**Selected extract**:
════

Reason 1: In source code reading, definition of function, macro, typedef, struct, class, enum are important. On the other hand, variable definition is not so important, because there isn't information so much.
Reason 2: It was difficult for me to recognize a variable definition.
However, please note that GLOBAL can't classify the type of symbols, that is, all of function x, macro x, enum x, variable x and struct x are treated as just 'x'. Since ctags can classify them, it may become a different conclusion.
[Treatment of references with no definition] In GLBOAL, references with no definitions are simply treated as references. The followings are relevant to it. o library functions o variables declared implicitly (perl, ruby, python and etc)
Though such symbols are written to the reference tag file (GRTAGS), they are located by '-s (--symbol)' option, not by '-r (--reference)' option.
$ global -x printf # not found by definition search $ global -x printf -r # not found by reference search $ global -x printf -s # found by other symbol search printf 1 main.c #define PRINT(X) printf("%d\n", (X)) $ _
@shigio, thank you. Very informative. I will think more about ctags side specification.
(Private study note).
We can think about a concept, "kinds" in referencing(let's call rkind).
C:
func () {
a = b.d;
foo(&c);
a and c are lvalue reference. b is value reference. How about d? d is value and field references. Who refers it? d is referenced from b. b is referenced from func. foo is funcall reference.
Python:
import x as y from z
x is ??? reference. z is ??? reference. y is not a reference. It defines a name.
C
#undef X
X in "undefine" reference.
Providing kinds for reference may be quite useful for making a upper layer tool. However, writing a parser becomes much harder. I wonder who will implement such complete parsers, especially for languages which have complex syntax.
There will be some common rkinds like value and lvalue. There will be per language own rkinds.
Many interesting things are in rkinds if we have enough time. Should we enter this area? Adding facilities which are not used in any parser may not be good idea. I have added many such facilities. Typical one is cork.
Even about scope, I cannot explain what it is well. More rich model of source must be defined.

════

**Information supplied**:
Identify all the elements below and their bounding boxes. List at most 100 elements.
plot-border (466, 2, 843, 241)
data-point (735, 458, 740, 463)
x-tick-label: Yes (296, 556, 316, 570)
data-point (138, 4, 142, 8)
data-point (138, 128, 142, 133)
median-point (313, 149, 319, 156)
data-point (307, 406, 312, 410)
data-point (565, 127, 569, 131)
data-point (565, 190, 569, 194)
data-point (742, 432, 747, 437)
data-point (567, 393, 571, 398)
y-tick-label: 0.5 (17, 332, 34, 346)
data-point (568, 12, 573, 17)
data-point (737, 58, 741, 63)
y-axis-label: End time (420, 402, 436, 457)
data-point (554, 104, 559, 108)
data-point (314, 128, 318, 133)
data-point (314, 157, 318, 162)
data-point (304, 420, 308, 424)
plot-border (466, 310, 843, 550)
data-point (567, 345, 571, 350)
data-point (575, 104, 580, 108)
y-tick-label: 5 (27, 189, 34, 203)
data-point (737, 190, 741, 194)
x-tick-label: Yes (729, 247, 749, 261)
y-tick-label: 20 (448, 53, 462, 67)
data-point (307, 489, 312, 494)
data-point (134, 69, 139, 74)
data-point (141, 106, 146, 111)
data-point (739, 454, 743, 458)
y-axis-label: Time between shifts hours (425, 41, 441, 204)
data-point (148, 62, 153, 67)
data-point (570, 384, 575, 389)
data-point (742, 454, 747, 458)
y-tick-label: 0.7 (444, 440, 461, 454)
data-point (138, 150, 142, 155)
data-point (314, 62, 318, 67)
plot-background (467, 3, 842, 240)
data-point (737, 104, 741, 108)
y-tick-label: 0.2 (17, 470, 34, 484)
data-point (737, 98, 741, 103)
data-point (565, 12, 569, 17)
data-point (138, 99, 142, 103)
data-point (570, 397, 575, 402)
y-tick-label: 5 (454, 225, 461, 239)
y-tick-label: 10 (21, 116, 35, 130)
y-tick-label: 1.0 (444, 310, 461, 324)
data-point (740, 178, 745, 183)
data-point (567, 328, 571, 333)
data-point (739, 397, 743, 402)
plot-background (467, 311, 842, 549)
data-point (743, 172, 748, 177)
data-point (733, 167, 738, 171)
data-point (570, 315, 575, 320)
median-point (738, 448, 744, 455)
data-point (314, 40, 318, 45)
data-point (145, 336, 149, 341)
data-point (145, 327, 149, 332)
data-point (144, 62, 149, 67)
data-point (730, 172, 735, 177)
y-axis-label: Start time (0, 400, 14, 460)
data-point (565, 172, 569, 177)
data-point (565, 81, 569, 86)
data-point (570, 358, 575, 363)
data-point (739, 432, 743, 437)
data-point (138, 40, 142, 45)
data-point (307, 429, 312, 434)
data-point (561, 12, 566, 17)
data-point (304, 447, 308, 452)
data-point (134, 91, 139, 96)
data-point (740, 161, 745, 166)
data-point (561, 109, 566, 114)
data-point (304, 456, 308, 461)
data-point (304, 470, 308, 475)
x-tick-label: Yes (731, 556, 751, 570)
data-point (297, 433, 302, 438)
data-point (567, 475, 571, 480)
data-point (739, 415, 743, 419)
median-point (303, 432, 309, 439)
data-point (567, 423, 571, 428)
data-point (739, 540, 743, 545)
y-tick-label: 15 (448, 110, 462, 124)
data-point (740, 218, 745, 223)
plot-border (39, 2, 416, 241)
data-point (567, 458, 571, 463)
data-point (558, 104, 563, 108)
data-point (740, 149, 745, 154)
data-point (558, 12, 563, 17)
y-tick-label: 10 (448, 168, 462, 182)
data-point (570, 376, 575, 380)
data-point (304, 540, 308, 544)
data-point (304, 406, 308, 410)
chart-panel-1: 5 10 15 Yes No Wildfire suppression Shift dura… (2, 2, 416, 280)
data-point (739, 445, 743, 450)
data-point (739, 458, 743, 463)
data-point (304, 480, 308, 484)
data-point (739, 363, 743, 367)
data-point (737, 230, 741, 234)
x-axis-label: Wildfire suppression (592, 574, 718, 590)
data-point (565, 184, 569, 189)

════

**Required tasks**:
1: Reproduce the passage from the thread on GLOBAL and ctags, starting at "Many interesting things" and ending at "must be defined.".
2: Resume the forum discussion of how GLOBAL and ctags handle symbol references from the point where it stops.

**Answers for this exercise**:
1:
Many interesting things are in rkinds if we have enough time. Should we enter this area? Adding facilities which are not used in any parser may not be good idea. I have added many such facilities. Typical one is cork.
Even about scope, I cannot explain what it is well. More rich model of source must be defined.

2:
Temporarily I should not think about rkind. Instead I can introduce generic rkind called "unknown" or "generic".
When we introduce the reference field, some of existing tags and/or kinds should be marked as reference.
#undef X
X should be makred as reference.
Do I make sense?
I would like to solve https://sourceforge.net/p/ctags/bugs/368/ .
input.h
#define X
#undef X
expected tags (--field=+r, here r mean reference):
X input.h /^#define X$/;" d file:
X input.h /^#undef X$/;" d file: reference:unknown
One of comments may be that "reference" is overkill for solving this. As @b4n wrote in https://github.com/universal-ctags/ctags/pull/221 , introducing another kind like 'u' for undef is enough.
However "reference" tag is too attractive for me.
Implemented. I used 'ref:' as the name for field.
[yamato@x201]~/var/ctags-github% git diff | diffstat
git diff | diffstat
entry.c | 3 +++
entry.h | 1 +
field.c | 3 +++
field.h | 1 +
get.c | 13 +++++++------
5 files changed, 15 insertions(+), 6 deletions(-)
[yamato@x201]~/var/ctags-github% ./ctags --fields='r' -o - cpp.h
./ctags --fields='r' -o - cpp.h
X cpp.h /^#define X$/
X cpp.h /^#undef X$/;" ref:
[yamato@x201]~/var/ctags-github% ./ctags --fields='r' -o - cpp.h
./ctags --fields='r' -o - cpp.h
X cpp.h /^#define X$/
X cpp.h /^#undef X$/;" ref:
[yamato@x201]~/var/ctags-github% git diff main/entry.h
git diff main/entry.h
diff --git a/main/entry.h b/main/entry.h
index bad6196..6f9aa5a 100644
--- a/main/entry.h
+++ b/main/entry.h
@@ -68,6 +68,7 @@ typedef struct sTagEntryInfo {
unsigned int placeholder :1; /* This is just a part of scope context.
Put this entry to cork queue but
don't print it to tags file. */
+ unsigned int referenced :1;
unsigned long lineNumber; /* line number of tag */
const char* pattern; /* pattern for locating source line
http://rigaux.org/language-study/syntax-across-languages/
I think that this is exactly what is proposed in #80. But we still need a temporary memory database to store the tags to make the dual pass work.
@vhda, thank you. I read #80 again. I think we can do something without memory database.
Here we assume tags file format is stable enough(We are working for it now:-P).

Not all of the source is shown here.